(Saved data entries)

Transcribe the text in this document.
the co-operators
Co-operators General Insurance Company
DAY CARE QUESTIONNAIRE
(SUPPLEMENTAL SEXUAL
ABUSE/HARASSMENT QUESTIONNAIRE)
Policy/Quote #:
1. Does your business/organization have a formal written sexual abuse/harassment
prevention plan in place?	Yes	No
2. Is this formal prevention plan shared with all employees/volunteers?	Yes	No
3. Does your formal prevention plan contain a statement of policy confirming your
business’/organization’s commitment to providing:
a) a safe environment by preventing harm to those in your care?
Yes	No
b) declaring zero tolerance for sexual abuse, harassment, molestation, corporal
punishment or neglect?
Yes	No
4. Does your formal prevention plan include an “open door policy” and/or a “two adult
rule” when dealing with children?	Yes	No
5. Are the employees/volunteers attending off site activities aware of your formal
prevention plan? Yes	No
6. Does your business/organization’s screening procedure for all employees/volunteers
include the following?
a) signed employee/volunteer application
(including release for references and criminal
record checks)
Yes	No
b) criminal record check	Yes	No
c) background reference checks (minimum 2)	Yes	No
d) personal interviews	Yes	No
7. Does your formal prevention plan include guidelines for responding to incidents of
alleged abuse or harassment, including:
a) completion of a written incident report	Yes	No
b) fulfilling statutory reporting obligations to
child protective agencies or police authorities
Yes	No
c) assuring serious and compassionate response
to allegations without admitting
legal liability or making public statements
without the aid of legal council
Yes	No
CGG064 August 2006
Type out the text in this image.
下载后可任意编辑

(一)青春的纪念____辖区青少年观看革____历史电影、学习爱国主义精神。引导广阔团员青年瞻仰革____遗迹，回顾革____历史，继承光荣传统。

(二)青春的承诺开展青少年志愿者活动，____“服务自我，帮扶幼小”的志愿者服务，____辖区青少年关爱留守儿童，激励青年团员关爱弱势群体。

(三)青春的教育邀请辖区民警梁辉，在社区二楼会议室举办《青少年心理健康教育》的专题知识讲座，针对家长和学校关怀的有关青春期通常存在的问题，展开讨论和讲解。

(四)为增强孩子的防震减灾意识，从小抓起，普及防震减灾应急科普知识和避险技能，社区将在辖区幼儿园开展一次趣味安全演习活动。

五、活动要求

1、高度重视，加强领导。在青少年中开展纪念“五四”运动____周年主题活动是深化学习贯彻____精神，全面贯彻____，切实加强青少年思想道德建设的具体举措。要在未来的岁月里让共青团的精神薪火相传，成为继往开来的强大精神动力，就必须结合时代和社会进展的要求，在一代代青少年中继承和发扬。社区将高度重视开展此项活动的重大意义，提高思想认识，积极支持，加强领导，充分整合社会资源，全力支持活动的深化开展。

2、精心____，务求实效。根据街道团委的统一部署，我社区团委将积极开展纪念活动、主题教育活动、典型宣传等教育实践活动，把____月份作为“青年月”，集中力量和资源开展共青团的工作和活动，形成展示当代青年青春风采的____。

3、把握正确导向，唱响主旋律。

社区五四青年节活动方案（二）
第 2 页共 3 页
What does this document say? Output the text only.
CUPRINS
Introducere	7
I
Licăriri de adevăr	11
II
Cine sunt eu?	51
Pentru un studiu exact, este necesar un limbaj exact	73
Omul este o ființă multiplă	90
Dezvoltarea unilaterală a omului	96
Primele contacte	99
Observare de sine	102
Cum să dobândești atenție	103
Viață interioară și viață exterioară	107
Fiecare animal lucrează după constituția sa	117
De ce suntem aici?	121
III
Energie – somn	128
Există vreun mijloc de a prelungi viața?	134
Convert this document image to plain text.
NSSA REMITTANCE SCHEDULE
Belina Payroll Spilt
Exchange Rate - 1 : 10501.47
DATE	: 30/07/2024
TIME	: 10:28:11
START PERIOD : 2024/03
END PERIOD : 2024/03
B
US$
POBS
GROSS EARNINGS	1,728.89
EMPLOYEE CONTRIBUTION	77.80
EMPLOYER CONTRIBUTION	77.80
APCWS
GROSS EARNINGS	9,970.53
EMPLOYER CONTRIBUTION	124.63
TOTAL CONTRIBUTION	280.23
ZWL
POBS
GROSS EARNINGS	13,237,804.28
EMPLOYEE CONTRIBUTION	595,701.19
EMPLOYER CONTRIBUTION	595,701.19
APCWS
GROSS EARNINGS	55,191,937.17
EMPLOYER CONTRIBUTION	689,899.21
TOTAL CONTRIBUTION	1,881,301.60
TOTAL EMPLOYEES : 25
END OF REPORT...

WHAT TO WORK ON — Only lines with "record" are wanted here; list each of them.

OUTPUT OF THE EXERCISE —
record checks)
b) criminal record check	Yes	No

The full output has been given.